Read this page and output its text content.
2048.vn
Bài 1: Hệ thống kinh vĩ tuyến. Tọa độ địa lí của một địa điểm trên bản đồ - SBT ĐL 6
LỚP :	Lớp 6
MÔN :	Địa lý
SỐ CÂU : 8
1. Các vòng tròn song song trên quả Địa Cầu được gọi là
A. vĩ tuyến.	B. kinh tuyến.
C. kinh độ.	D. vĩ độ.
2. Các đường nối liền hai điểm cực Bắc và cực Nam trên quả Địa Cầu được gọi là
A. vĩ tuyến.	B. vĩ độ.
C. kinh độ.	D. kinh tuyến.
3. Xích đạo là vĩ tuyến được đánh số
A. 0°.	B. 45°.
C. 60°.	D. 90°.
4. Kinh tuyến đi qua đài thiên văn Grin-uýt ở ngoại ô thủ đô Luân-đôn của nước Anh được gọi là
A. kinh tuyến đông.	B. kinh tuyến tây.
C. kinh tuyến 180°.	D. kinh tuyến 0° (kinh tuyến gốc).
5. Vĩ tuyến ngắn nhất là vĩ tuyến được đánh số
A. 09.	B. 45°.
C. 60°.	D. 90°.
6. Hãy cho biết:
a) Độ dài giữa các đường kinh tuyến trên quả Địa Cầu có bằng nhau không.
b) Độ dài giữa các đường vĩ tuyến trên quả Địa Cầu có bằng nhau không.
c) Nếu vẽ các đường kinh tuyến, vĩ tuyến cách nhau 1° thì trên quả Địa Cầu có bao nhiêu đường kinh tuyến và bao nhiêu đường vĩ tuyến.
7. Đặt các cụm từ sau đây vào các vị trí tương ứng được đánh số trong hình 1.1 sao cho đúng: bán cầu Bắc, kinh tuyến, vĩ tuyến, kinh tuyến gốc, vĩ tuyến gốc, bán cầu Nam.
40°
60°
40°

## WORK TO BE COMPLETED
Give every line of the material again, exactly as it reads.

## EXERCISE ANSWER
Read this page and output its text content.
2048.vn
Bài 1: Hệ thống kinh vĩ tuyến. Tọa độ địa lí của một địa điểm trên bản đồ - SBT ĐL 6
LỚP :	Lớp 6
MÔN :	Địa lý
SỐ CÂU : 8
1. Các vòng tròn song song trên quả Địa Cầu được gọi là
A. vĩ tuyến.	B. kinh tuyến.
C. kinh độ.	D. vĩ độ.
2. Các đường nối liền hai điểm cực Bắc và cực Nam trên quả Địa Cầu được gọi là
A. vĩ tuyến.	B. vĩ độ.
C. kinh độ.	D. kinh tuyến.
3. Xích đạo là vĩ tuyến được đánh số
A. 0°.	B. 45°.
C. 60°.	D. 90°.
4. Kinh tuyến đi qua đài thiên văn Grin-uýt ở ngoại ô thủ đô Luân-đôn của nước Anh được gọi là
A. kinh tuyến đông.	B. kinh tuyến tây.
C. kinh tuyến 180°.	D. kinh tuyến 0° (kinh tuyến gốc).
5. Vĩ tuyến ngắn nhất là vĩ tuyến được đánh số
A. 09.	B. 45°.
C. 60°.	D. 90°.
6. Hãy cho biết:
a) Độ dài giữa các đường kinh tuyến trên quả Địa Cầu có bằng nhau không.
b) Độ dài giữa các đường vĩ tuyến trên quả Địa Cầu có bằng nhau không.
c) Nếu vẽ các đường kinh tuyến, vĩ tuyến cách nhau 1° thì trên quả Địa Cầu có bao nhiêu đường kinh tuyến và bao nhiêu đường vĩ tuyến.
7. Đặt các cụm từ sau đây vào các vị trí tương ứng được đánh số trong hình 1.1 sao cho đúng: bán cầu Bắc, kinh tuyến, vĩ tuyến, kinh tuyến gốc, vĩ tuyến gốc, bán cầu Nam.
40°
60°
40°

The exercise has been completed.